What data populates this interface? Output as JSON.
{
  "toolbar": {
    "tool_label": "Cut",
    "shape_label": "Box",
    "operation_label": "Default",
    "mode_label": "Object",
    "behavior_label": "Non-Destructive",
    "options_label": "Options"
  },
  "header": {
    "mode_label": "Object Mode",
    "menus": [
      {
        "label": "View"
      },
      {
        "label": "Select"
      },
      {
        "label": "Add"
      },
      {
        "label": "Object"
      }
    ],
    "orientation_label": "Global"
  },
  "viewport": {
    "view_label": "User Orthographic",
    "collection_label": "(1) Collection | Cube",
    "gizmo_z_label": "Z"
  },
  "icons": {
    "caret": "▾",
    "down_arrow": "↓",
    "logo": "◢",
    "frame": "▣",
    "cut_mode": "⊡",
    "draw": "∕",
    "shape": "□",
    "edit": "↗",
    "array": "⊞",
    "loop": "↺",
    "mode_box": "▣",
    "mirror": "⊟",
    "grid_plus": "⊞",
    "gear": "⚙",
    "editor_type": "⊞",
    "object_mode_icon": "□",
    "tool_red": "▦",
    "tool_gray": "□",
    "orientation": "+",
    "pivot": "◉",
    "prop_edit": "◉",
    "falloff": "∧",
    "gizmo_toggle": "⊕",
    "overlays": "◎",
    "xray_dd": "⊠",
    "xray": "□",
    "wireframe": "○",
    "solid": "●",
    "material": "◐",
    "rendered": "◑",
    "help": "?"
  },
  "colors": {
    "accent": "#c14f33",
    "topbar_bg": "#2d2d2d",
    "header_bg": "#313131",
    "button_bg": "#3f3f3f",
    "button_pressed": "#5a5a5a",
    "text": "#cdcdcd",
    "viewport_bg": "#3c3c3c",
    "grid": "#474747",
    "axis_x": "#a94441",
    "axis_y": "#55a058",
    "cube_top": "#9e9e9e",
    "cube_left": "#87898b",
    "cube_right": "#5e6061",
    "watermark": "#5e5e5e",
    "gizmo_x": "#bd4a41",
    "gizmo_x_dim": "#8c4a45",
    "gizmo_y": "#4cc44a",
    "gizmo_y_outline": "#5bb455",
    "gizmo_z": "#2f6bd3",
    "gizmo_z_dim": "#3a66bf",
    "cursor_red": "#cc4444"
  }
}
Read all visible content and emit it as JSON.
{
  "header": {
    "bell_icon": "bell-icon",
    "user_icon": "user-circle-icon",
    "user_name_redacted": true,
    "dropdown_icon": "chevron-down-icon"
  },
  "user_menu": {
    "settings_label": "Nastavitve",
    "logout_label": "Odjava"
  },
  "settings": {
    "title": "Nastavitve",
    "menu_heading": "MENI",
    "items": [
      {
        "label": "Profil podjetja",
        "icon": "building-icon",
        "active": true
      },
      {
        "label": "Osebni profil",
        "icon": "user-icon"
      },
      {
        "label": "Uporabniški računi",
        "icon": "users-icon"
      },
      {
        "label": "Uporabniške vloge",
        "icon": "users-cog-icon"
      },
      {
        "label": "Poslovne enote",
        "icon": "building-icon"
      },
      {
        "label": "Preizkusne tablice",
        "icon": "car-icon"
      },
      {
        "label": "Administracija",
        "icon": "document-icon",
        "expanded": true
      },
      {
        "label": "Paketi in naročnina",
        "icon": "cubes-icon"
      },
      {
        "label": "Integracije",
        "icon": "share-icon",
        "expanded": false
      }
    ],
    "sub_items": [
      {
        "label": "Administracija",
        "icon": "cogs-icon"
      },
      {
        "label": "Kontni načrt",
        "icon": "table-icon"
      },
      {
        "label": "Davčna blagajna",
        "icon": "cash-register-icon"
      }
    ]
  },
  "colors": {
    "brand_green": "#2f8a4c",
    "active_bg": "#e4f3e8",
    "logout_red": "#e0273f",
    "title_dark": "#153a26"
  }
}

# [What is asked]
Copy all of the data. Keep every word exactly as it is.

# [Solution to this exercise]
What data populates this interface? Output as JSON.
{
  "toolbar": {
    "tool_label": "Cut",
    "shape_label": "Box",
    "operation_label": "Default",
    "mode_label": "Object",
    "behavior_label": "Non-Destructive",
    "options_label": "Options"
  },
  "header": {
    "mode_label": "Object Mode",
    "menus": [
      {
        "label": "View"
      },
      {
        "label": "Select"
      },
      {
        "label": "Add"
      },
      {
        "label": "Object"
      }
    ],
    "orientation_label": "Global"
  },
  "viewport": {
    "view_label": "User Orthographic",
    "collection_label": "(1) Collection | Cube",
    "gizmo_z_label": "Z"
  },
  "icons": {
    "caret": "▾",
    "down_arrow": "↓",
    "logo": "◢",
    "frame": "▣",
    "cut_mode": "⊡",
    "draw": "∕",
    "shape": "□",
    "edit": "↗",
    "array": "⊞",
    "loop": "↺",
    "mode_box": "▣",
    "mirror": "⊟",
    "grid_plus": "⊞",
    "gear": "⚙",
    "editor_type": "⊞",
    "object_mode_icon": "□",
    "tool_red": "▦",
    "tool_gray": "□",
    "orientation": "+",
    "pivot": "◉",
    "prop_edit": "◉",
    "falloff": "∧",
    "gizmo_toggle": "⊕",
    "overlays": "◎",
    "xray_dd": "⊠",
    "xray": "□",
    "wireframe": "○",
    "solid": "●",
    "material": "◐",
    "rendered": "◑",
    "help": "?"
  },
  "colors": {
    "accent": "#c14f33",
    "topbar_bg": "#2d2d2d",
    "header_bg": "#313131",
    "button_bg": "#3f3f3f",
    "button_pressed": "#5a5a5a",
    "text": "#cdcdcd",
    "viewport_bg": "#3c3c3c",
    "grid": "#474747",
    "axis_x": "#a94441",
    "axis_y": "#55a058",
    "cube_top": "#9e9e9e",
    "cube_left": "#87898b",
    "cube_right": "#5e6061",
    "watermark": "#5e5e5e",
    "gizmo_x": "#bd4a41",
    "gizmo_x_dim": "#8c4a45",
    "gizmo_y": "#4cc44a",
    "gizmo_y_outline": "#5bb455",
    "gizmo_z": "#2f6bd3",
    "gizmo_z_dim": "#3a66bf",
    "cursor_red": "#cc4444"
  }
}
Read all visible content and emit it as JSON.
{
  "header": {
    "bell_icon": "bell-icon",
    "user_icon": "user-circle-icon",
    "user_name_redacted": true,
    "dropdown_icon": "chevron-down-icon"
  },
  "user_menu": {
    "settings_label": "Nastavitve",
    "logout_label": "Odjava"
  },
  "settings": {
    "title": "Nastavitve",
    "menu_heading": "MENI",
    "items": [
      {
        "label": "Profil podjetja",
        "icon": "building-icon",
        "active": true
      },
      {
        "label": "Osebni profil",
        "icon": "user-icon"
      },
      {
        "label": "Uporabniški računi",
        "icon": "users-icon"
      },
      {
        "label": "Uporabniške vloge",
        "icon": "users-cog-icon"
      },
      {
        "label": "Poslovne enote",
        "icon": "building-icon"
      },
      {
        "label": "Preizkusne tablice",
        "icon": "car-icon"
      },
      {
        "label": "Administracija",
        "icon": "document-icon",
        "expanded": true
      },
      {
        "label": "Paketi in naročnina",
        "icon": "cubes-icon"
      },
      {
        "label": "Integracije",
        "icon": "share-icon",
        "expanded": false
      }
    ],
    "sub_items": [
      {
        "label": "Administracija",
        "icon": "cogs-icon"
      },
      {
        "label": "Kontni načrt",
        "icon": "table-icon"
      },
      {
        "label": "Davčna blagajna",
        "icon": "cash-register-icon"
      }
    ]
  },
  "colors": {
    "brand_green": "#2f8a4c",
    "active_bg": "#e4f3e8",
    "logout_red": "#e0273f",
    "title_dark": "#153a26"
  }
}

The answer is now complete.